#### REQUIREMENT:
From the entries below, gather each line containing the word "true".

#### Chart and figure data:
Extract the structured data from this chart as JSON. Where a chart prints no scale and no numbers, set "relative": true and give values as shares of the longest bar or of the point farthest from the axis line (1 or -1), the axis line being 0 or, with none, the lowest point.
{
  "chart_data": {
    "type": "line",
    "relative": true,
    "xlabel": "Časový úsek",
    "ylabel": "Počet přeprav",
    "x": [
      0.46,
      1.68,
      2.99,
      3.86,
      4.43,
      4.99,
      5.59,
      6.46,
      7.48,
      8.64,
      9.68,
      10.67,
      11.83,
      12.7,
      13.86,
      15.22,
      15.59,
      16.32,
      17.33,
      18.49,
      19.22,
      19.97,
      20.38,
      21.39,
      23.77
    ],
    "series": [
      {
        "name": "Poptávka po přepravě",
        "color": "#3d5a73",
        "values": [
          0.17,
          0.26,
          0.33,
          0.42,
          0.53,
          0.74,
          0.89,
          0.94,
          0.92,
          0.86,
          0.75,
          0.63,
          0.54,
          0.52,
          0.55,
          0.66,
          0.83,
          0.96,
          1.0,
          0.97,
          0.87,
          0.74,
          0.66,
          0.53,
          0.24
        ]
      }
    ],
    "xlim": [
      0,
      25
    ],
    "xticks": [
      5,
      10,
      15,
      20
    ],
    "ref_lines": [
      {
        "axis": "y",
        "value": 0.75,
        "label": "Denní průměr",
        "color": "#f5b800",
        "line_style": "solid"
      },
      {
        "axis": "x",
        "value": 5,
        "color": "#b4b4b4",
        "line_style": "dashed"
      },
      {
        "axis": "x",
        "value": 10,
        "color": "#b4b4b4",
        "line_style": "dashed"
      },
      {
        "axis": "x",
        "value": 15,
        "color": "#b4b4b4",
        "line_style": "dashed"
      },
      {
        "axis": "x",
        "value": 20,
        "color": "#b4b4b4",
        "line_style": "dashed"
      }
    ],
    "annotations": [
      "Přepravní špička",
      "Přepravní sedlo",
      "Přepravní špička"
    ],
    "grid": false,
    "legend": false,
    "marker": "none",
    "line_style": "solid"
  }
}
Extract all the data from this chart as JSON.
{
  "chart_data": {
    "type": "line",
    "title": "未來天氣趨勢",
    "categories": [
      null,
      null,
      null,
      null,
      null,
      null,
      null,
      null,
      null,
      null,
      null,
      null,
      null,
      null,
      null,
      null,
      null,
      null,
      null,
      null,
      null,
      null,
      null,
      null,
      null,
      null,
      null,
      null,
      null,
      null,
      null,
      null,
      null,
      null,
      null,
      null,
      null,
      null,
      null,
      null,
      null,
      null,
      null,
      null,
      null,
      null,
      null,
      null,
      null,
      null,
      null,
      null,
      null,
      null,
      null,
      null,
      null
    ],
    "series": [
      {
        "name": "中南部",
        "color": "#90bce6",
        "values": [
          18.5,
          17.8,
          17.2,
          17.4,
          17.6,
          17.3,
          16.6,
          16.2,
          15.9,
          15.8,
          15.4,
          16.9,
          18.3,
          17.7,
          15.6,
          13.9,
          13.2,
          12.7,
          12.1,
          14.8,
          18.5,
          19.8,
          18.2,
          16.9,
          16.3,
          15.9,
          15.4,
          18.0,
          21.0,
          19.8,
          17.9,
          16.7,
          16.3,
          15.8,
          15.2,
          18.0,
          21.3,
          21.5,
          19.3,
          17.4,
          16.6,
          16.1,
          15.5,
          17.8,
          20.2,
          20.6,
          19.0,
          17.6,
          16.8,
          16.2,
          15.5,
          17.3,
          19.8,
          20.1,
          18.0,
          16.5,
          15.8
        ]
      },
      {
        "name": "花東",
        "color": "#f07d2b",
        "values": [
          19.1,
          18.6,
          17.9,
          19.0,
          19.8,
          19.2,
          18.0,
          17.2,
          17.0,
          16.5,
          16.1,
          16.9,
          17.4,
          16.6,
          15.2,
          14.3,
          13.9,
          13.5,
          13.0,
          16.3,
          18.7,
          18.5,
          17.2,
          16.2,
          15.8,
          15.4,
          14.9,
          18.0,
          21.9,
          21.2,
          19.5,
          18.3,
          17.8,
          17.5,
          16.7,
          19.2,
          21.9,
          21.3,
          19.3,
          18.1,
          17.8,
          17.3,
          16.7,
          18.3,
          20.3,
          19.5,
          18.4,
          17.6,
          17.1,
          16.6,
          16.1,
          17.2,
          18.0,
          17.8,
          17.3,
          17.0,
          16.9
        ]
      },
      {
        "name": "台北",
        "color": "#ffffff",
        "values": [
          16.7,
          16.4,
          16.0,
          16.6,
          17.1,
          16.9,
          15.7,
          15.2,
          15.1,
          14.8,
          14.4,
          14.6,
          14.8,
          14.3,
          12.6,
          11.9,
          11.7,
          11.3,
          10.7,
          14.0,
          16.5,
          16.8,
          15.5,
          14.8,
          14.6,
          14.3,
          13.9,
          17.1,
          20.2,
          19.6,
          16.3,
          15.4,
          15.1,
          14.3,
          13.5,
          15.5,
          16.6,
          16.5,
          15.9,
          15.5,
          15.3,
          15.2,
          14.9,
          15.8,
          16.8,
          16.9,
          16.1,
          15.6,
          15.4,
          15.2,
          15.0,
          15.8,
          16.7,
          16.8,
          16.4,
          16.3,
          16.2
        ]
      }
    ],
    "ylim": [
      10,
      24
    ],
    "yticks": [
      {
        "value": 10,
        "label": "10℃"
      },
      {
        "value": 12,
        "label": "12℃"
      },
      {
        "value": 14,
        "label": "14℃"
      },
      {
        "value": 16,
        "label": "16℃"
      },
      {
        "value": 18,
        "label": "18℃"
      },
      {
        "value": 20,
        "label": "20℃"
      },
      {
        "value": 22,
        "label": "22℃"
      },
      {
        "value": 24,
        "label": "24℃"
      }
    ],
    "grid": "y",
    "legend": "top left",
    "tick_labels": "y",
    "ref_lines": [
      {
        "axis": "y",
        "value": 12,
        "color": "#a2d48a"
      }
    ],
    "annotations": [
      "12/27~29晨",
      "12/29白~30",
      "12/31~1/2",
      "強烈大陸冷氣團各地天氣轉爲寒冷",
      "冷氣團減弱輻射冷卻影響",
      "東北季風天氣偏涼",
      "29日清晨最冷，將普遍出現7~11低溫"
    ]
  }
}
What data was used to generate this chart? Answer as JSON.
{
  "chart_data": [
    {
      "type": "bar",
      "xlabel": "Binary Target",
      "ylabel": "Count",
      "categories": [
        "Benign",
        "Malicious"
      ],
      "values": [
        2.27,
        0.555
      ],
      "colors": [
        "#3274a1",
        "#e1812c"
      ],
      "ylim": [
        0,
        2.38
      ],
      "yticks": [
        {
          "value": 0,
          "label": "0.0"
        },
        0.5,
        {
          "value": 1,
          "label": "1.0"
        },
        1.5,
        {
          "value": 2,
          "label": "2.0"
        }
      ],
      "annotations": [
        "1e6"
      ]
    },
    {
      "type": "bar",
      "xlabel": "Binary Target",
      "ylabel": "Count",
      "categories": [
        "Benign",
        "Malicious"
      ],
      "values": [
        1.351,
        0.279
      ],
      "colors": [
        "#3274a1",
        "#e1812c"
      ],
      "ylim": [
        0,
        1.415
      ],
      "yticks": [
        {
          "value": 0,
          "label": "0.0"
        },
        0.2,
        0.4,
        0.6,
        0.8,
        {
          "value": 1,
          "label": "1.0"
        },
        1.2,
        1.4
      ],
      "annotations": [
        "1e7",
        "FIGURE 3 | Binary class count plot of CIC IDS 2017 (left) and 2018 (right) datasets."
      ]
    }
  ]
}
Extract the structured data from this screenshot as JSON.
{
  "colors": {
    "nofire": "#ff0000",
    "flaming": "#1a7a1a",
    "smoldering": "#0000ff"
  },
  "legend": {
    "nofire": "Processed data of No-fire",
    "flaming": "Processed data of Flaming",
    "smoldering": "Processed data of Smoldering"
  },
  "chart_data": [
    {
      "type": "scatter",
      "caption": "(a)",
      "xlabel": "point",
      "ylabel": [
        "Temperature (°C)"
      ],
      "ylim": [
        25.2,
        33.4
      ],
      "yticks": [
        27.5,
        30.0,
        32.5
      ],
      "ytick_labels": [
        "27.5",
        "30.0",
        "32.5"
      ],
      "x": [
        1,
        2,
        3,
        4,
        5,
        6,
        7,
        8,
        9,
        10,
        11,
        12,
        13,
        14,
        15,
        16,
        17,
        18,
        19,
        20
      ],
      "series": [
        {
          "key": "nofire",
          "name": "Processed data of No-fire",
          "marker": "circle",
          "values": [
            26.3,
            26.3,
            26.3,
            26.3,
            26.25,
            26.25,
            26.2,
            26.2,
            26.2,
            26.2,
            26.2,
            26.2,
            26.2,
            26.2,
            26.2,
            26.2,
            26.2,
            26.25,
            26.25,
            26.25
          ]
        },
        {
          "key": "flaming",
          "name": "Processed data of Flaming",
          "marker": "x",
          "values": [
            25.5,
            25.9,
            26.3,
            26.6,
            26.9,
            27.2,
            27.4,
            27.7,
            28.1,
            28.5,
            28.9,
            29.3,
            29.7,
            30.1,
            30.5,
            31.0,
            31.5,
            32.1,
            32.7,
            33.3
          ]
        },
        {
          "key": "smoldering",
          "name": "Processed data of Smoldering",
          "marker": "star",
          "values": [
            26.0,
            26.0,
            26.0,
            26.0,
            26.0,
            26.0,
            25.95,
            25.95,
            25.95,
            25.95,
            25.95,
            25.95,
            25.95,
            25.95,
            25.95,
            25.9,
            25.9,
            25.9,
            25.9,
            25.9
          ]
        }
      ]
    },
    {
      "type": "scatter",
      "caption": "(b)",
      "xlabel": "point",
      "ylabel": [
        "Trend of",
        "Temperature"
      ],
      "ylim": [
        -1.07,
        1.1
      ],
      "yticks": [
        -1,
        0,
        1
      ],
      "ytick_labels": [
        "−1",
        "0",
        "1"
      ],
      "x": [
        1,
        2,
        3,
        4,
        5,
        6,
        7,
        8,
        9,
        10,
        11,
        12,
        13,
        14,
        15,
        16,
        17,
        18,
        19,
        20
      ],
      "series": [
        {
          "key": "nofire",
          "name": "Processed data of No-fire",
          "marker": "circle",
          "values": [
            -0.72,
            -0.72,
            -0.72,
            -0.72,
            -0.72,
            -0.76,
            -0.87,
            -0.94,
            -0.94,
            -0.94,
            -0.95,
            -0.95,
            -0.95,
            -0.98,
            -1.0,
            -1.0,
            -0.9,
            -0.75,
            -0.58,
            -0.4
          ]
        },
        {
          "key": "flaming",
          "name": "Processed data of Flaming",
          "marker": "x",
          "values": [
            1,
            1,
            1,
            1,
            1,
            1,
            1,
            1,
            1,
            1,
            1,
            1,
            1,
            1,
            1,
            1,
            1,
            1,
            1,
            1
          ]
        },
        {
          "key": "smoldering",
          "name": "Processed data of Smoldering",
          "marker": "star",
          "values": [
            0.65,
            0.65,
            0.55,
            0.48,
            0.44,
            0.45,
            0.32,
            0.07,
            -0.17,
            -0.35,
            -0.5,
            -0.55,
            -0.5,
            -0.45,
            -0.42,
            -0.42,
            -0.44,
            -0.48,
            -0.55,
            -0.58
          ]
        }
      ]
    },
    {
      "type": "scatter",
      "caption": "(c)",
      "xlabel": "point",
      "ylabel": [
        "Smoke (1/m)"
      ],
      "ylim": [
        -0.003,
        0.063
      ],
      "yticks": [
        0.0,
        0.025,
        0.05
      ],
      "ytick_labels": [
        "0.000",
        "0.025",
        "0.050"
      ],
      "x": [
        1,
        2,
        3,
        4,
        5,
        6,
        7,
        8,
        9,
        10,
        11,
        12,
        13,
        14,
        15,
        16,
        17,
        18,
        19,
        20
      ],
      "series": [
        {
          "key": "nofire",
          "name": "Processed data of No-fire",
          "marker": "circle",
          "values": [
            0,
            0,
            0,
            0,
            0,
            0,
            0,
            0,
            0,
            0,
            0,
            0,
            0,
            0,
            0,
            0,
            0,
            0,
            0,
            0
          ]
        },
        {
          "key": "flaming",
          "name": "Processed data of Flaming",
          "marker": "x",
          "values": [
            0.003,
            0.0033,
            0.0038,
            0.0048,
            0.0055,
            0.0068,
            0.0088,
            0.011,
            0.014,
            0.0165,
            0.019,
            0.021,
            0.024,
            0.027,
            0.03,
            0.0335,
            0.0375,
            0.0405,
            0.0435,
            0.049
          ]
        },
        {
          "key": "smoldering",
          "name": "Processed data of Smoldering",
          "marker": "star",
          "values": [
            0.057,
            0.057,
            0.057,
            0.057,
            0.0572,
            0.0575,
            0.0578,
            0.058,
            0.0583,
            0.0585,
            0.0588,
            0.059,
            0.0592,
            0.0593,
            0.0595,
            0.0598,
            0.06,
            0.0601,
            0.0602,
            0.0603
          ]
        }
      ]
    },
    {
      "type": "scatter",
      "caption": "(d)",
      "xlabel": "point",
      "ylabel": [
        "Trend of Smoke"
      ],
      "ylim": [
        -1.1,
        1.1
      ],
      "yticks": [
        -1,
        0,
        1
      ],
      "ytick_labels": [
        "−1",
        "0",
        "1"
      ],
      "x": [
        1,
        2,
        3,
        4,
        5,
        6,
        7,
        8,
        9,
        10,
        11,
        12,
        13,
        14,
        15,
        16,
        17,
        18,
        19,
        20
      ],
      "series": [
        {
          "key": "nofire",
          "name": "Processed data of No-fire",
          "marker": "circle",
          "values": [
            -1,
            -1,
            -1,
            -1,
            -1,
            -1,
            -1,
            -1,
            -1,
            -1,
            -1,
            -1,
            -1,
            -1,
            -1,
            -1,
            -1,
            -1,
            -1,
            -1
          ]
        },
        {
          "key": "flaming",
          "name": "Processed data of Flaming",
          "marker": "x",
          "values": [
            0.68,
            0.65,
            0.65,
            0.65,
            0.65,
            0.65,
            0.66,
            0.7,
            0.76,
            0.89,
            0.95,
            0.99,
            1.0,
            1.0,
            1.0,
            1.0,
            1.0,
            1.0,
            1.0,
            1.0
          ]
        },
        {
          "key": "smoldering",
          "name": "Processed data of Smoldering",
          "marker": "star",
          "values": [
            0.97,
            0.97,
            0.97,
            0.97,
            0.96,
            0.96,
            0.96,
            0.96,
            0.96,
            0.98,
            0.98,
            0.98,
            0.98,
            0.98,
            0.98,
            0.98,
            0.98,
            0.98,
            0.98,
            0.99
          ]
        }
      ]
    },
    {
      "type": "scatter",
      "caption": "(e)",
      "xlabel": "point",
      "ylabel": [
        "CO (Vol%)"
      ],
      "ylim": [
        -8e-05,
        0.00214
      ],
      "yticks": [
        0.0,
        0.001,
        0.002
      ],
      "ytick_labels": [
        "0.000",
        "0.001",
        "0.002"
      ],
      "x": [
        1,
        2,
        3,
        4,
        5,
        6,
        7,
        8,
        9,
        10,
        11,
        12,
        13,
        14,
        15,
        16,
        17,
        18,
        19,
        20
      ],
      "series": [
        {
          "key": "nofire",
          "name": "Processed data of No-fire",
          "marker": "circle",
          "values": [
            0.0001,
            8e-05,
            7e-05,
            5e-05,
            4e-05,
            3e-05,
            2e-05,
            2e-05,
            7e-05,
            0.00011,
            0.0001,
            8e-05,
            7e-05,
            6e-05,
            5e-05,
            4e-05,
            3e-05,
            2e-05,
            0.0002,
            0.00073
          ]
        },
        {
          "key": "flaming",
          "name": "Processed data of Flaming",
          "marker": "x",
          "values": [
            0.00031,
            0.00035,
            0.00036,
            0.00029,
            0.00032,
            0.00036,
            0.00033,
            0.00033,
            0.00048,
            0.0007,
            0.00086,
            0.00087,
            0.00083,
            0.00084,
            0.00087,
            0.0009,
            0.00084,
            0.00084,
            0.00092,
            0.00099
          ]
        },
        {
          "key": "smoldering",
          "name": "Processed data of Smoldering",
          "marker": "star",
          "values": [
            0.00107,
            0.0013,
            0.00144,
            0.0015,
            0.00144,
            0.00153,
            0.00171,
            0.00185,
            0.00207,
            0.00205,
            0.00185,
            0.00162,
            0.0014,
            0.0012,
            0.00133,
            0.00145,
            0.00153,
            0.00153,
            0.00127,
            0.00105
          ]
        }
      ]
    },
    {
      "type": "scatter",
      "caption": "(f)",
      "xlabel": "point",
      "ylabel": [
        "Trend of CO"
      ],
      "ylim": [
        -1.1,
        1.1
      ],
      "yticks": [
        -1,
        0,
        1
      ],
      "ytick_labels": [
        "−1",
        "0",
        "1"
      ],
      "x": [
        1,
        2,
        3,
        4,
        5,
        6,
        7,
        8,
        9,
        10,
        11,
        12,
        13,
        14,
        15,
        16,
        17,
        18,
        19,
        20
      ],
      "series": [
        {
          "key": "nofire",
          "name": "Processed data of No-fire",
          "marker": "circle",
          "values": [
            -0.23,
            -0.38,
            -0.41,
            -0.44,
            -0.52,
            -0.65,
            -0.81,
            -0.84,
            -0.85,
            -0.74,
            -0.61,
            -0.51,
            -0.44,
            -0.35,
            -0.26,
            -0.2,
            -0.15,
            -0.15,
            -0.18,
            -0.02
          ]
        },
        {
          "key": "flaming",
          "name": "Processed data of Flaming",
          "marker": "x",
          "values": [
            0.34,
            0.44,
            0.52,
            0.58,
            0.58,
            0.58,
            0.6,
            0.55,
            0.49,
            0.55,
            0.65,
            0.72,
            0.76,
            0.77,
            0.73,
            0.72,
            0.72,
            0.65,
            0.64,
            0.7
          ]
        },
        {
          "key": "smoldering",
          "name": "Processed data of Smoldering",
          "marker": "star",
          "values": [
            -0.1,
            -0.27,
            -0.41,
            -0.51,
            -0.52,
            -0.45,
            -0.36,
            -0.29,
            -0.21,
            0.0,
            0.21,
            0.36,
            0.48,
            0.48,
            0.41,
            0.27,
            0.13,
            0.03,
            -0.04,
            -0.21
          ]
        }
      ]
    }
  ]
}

#### EXERCISE RESULT:
Extract the structured data from this chart as JSON. Where a chart prints no scale and no numbers, set "relative": true and give values as shares of the longest bar or of the point farthest from the axis line (1 or -1), the axis line being 0 or, with none, the lowest point.
    "relative": true,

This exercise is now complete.